Below is the data. Give it again, complete and exact.
##########
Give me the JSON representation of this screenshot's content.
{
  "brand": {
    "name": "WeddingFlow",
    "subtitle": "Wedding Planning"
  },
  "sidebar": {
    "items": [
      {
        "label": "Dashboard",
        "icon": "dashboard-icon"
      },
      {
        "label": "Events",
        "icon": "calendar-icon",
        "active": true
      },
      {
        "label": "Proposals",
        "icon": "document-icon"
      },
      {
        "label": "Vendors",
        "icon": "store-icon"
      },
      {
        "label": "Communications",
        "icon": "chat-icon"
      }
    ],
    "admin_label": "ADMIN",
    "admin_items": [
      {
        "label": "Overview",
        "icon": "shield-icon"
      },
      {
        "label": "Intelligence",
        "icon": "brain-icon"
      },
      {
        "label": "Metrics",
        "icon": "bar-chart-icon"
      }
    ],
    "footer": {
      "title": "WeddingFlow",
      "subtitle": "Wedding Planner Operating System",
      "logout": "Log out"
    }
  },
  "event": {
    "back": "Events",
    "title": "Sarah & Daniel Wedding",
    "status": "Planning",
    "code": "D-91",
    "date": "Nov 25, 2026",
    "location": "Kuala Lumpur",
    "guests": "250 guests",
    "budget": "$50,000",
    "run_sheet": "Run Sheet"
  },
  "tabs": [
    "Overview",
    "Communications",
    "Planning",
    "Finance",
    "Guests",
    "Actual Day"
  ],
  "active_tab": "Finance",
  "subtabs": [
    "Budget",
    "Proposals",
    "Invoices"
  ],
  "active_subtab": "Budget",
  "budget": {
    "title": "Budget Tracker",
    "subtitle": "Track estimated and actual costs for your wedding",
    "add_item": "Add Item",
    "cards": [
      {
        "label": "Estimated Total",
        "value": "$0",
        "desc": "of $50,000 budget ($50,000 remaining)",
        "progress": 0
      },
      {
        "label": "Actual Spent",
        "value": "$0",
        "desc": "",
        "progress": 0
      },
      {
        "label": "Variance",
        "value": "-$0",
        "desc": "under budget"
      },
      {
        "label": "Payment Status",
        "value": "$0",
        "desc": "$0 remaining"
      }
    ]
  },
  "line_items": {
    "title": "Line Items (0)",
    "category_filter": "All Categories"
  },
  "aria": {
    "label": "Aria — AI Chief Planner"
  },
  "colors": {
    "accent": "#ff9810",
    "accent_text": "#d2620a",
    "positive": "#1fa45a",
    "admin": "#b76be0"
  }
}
##########
Complete answer
Give me the JSON representation of this screenshot's content.
{
  "brand": {
    "name": "WeddingFlow",
    "subtitle": "Wedding Planning"
  },
  "sidebar": {
    "items": [
      {
        "label": "Dashboard",
        "icon": "dashboard-icon"
      },
      {
        "label": "Events",
        "icon": "calendar-icon",
        "active": true
      },
      {
        "label": "Proposals",
        "icon": "document-icon"
      },
      {
        "label": "Vendors",
        "icon": "store-icon"
      },
      {
        "label": "Communications",
        "icon": "chat-icon"
      }
    ],
    "admin_label": "ADMIN",
    "admin_items": [
      {
        "label": "Overview",
        "icon": "shield-icon"
      },
      {
        "label": "Intelligence",
        "icon": "brain-icon"
      },
      {
        "label": "Metrics",
        "icon": "bar-chart-icon"
      }
    ],
    "footer": {
      "title": "WeddingFlow",
      "subtitle": "Wedding Planner Operating System",
      "logout": "Log out"
    }
  },
  "event": {
    "back": "Events",
    "title": "Sarah & Daniel Wedding",
    "status": "Planning",
    "code": "D-91",
    "date": "Nov 25, 2026",
    "location": "Kuala Lumpur",
    "guests": "250 guests",
    "budget": "$50,000",
    "run_sheet": "Run Sheet"
  },
  "tabs": [
    "Overview",
    "Communications",
    "Planning",
    "Finance",
    "Guests",
    "Actual Day"
  ],
  "active_tab": "Finance",
  "subtabs": [
    "Budget",
    "Proposals",
    "Invoices"
  ],
  "active_subtab": "Budget",
  "budget": {
    "title": "Budget Tracker",
    "subtitle": "Track estimated and actual costs for your wedding",
    "add_item": "Add Item",
    "cards": [
      {
        "label": "Estimated Total",
        "value": "$0",
        "desc": "of $50,000 budget ($50,000 remaining)",
        "progress": 0
      },
      {
        "label": "Actual Spent",
        "value": "$0",
        "desc": "",
        "progress": 0
      },
      {
        "label": "Variance",
        "value": "-$0",
        "desc": "under budget"
      },
      {
        "label": "Payment Status",
        "value": "$0",
        "desc": "$0 remaining"
      }
    ]
  },
  "line_items": {
    "title": "Line Items (0)",
    "category_filter": "All Categories"
  },
  "aria": {
    "label": "Aria — AI Chief Planner"
  },
  "colors": {
    "accent": "#ff9810",
    "accent_text": "#d2620a",
    "positive": "#1fa45a",
    "admin": "#b76be0"
  }
}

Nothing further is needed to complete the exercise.